EXERCISE PROMPT:
State how many lines of the records contain the string "быть". Give the number alone.

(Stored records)
START

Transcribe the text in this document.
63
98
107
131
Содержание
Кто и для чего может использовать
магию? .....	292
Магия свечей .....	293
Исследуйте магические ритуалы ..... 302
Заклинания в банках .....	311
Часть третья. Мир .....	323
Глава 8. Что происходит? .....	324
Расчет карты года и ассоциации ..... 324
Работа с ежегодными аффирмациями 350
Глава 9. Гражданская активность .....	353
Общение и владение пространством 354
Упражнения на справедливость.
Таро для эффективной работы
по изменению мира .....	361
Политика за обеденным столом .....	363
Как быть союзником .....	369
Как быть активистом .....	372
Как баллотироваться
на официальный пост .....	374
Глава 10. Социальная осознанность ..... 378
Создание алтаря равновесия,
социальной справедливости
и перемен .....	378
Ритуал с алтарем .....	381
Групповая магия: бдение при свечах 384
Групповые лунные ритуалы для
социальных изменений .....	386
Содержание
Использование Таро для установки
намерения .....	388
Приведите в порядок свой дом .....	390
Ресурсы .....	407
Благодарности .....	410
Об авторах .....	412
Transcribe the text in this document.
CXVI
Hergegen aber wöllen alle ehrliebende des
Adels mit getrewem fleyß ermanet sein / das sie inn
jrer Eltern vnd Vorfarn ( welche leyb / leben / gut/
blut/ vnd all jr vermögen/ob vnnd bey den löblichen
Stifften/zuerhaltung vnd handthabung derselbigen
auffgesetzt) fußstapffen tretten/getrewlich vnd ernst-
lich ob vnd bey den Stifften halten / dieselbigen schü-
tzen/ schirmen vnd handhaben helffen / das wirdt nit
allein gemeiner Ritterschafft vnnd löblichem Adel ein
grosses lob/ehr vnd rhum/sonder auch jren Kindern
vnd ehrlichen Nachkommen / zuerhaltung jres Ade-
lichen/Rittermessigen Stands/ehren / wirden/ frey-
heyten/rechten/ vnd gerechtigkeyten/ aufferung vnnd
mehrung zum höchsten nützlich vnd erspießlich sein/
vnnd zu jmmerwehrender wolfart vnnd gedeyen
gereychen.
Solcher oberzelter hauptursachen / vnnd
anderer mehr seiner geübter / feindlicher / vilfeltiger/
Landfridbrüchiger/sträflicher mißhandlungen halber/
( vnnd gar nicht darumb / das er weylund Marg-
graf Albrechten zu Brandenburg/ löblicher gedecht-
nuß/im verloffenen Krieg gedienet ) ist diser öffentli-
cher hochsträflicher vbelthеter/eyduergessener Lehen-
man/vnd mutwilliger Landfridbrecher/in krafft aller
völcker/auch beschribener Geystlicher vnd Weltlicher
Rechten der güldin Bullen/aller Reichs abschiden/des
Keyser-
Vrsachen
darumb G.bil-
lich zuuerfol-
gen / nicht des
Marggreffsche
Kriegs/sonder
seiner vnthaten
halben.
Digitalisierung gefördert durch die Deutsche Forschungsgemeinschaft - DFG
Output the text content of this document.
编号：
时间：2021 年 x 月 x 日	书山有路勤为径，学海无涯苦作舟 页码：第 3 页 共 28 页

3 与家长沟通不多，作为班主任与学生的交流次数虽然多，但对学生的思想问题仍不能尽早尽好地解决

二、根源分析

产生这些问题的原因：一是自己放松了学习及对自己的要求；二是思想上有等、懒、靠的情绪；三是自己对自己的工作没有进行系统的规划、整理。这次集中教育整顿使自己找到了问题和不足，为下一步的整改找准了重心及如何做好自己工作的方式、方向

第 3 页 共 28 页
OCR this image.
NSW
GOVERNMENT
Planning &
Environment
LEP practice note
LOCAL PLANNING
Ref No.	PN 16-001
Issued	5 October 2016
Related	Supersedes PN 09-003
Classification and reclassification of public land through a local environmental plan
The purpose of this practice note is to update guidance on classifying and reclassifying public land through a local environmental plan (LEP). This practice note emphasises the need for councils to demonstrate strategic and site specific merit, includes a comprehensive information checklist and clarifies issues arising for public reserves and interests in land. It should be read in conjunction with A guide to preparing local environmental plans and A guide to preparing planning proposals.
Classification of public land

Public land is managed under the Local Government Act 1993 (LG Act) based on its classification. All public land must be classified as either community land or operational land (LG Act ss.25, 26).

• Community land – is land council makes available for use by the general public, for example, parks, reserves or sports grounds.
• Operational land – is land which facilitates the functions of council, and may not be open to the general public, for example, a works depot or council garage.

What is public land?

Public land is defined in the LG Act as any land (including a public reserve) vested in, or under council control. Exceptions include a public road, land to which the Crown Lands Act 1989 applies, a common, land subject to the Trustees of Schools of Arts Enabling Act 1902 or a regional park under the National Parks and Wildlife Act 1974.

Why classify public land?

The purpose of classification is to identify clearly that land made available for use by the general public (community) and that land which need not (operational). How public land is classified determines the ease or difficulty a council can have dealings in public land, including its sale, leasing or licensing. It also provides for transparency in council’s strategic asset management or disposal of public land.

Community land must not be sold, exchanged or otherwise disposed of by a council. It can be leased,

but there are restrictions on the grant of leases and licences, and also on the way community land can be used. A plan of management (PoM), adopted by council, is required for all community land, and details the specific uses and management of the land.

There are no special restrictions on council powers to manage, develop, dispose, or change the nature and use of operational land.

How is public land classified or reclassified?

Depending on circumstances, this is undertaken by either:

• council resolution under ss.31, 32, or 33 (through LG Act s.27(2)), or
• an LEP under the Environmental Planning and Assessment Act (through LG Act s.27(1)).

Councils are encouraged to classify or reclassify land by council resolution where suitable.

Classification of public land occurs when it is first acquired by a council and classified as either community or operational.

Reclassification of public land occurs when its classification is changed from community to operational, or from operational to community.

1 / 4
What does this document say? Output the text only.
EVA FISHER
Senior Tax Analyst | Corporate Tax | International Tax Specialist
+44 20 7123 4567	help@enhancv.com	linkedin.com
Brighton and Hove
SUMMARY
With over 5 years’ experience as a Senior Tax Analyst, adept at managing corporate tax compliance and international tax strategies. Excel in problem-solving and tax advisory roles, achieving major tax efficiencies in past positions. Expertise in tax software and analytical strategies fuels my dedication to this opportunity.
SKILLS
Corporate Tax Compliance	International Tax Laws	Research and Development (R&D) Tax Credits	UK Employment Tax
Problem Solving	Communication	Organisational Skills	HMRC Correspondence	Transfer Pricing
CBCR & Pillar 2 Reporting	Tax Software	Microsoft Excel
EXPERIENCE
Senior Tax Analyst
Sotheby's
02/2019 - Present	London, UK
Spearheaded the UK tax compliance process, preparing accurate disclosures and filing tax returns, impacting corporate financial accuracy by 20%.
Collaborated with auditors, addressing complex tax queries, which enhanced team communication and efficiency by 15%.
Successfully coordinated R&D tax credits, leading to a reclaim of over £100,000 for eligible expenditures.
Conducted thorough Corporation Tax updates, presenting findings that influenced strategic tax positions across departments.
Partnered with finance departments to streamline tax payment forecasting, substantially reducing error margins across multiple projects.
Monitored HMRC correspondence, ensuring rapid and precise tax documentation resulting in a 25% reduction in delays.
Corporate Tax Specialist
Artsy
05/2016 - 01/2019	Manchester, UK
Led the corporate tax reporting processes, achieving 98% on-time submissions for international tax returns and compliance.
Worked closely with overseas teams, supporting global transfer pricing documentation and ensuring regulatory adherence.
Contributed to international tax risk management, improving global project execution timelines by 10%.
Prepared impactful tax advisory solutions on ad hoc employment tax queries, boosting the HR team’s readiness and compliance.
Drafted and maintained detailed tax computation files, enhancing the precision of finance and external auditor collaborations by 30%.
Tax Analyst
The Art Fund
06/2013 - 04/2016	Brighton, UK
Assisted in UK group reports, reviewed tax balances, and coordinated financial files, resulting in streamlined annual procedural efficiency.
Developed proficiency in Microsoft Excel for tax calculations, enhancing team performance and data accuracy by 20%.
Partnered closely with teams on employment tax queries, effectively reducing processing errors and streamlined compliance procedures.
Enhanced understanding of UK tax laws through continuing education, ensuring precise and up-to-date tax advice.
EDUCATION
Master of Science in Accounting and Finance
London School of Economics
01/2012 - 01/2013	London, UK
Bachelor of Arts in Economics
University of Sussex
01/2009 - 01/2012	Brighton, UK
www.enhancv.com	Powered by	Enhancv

END

FINAL ANSWER:
2